● **Problem requirements**
Give a verbatim copy of the lines below, minus the pictures.

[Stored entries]
|---|
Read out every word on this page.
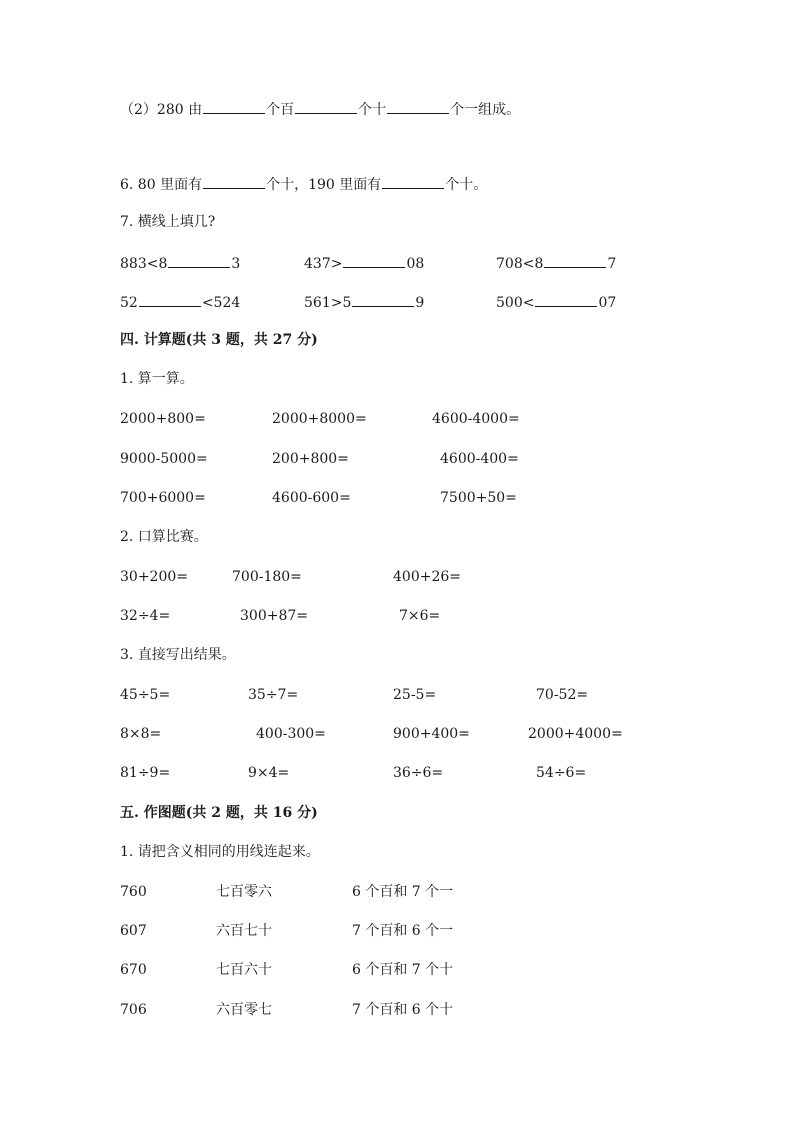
（2）280 由	个百	个十	个一组成。
6. 80 里面有	个十，190 里面有	个十。
7. 横线上填几?
883<8	3	437>	08	708<8	7
52	<524	561>5	9	500<	07
四. 计算题(共 3 题，共 27 分)
1. 算一算。
2000+800=	2000+8000=	4600-4000=
9000-5000=	200+800=	4600-400=
700+6000=	4600-600=	7500+50=
2. 口算比赛。
30+200=	700-180=	400+26=
32÷4=	300+87=	7×6=
3. 直接写出结果。
45÷5=	35÷7=	25-5=	70-52=
8×8=	400-300=	900+400=	2000+4000=
81÷9=	9×4=	36÷6=	54÷6=
五. 作图题(共 2 题，共 16 分)
1. 请把含义相同的用线连起来。
760	七百零六	6 个百和 7 个一
607	六百七十	7 个百和 6 个一
670	七百六十	6 个百和 7 个十
706	六百零七	7 个百和 6 个十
|---|
● **Full solution**
Read out every word on this page.
（2）280 由	个百	个十	个一组成。
6. 80 里面有	个十，190 里面有	个十。
7. 横线上填几?
883<8	3	437>	08	708<8	7
52	<524	561>5	9	500<	07
四. 计算题(共 3 题，共 27 分)
1. 算一算。
2000+800=	2000+8000=	4600-4000=
9000-5000=	200+800=	4600-400=
700+6000=	4600-600=	7500+50=
2. 口算比赛。
30+200=	700-180=	400+26=
32÷4=	300+87=	7×6=
3. 直接写出结果。
45÷5=	35÷7=	25-5=	70-52=
8×8=	400-300=	900+400=	2000+4000=
81÷9=	9×4=	36÷6=	54÷6=
五. 作图题(共 2 题，共 16 分)
1. 请把含义相同的用线连起来。
760	七百零六	6 个百和 7 个一
607	六百七十	7 个百和 6 个一
670	七百六十	6 个百和 7 个十
706	六百零七	7 个百和 6 个十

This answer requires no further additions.